Stored entries
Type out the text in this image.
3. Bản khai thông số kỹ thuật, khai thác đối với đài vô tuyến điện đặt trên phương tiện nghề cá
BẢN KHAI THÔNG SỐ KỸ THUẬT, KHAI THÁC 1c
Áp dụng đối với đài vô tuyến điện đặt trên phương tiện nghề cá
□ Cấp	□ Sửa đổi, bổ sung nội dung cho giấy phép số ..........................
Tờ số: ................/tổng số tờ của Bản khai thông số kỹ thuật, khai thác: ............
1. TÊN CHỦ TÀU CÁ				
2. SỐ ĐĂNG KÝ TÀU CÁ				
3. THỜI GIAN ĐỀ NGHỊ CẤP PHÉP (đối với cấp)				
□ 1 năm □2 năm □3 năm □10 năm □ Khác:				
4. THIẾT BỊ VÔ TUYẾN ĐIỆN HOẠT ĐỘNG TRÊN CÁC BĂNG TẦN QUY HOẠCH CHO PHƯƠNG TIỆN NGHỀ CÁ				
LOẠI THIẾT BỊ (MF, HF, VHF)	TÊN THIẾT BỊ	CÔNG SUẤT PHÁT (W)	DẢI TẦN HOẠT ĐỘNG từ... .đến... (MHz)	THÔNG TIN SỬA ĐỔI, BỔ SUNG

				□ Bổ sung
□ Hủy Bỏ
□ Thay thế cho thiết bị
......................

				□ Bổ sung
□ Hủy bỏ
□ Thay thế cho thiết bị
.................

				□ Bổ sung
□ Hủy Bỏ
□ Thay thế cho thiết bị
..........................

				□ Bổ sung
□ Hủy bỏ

TASK TO COMPLETE:
Repeat the data verbatim.

SOLUTION TO THIS EXERCISE:
Type out the text in this image.
3. Bản khai thông số kỹ thuật, khai thác đối với đài vô tuyến điện đặt trên phương tiện nghề cá
BẢN KHAI THÔNG SỐ KỸ THUẬT, KHAI THÁC 1c
Áp dụng đối với đài vô tuyến điện đặt trên phương tiện nghề cá
□ Cấp	□ Sửa đổi, bổ sung nội dung cho giấy phép số ..........................
Tờ số: ................/tổng số tờ của Bản khai thông số kỹ thuật, khai thác: ............
1. TÊN CHỦ TÀU CÁ				
2. SỐ ĐĂNG KÝ TÀU CÁ				
3. THỜI GIAN ĐỀ NGHỊ CẤP PHÉP (đối với cấp)				
□ 1 năm □2 năm □3 năm □10 năm □ Khác:				
4. THIẾT BỊ VÔ TUYẾN ĐIỆN HOẠT ĐỘNG TRÊN CÁC BĂNG TẦN QUY HOẠCH CHO PHƯƠNG TIỆN NGHỀ CÁ				
LOẠI THIẾT BỊ (MF, HF, VHF)	TÊN THIẾT BỊ	CÔNG SUẤT PHÁT (W)	DẢI TẦN HOẠT ĐỘNG từ... .đến... (MHz)	THÔNG TIN SỬA ĐỔI, BỔ SUNG

				□ Bổ sung
□ Hủy Bỏ
□ Thay thế cho thiết bị
......................

				□ Bổ sung
□ Hủy bỏ
□ Thay thế cho thiết bị
.................

				□ Bổ sung
□ Hủy Bỏ
□ Thay thế cho thiết bị
..........................

				□ Bổ sung
□ Hủy bỏ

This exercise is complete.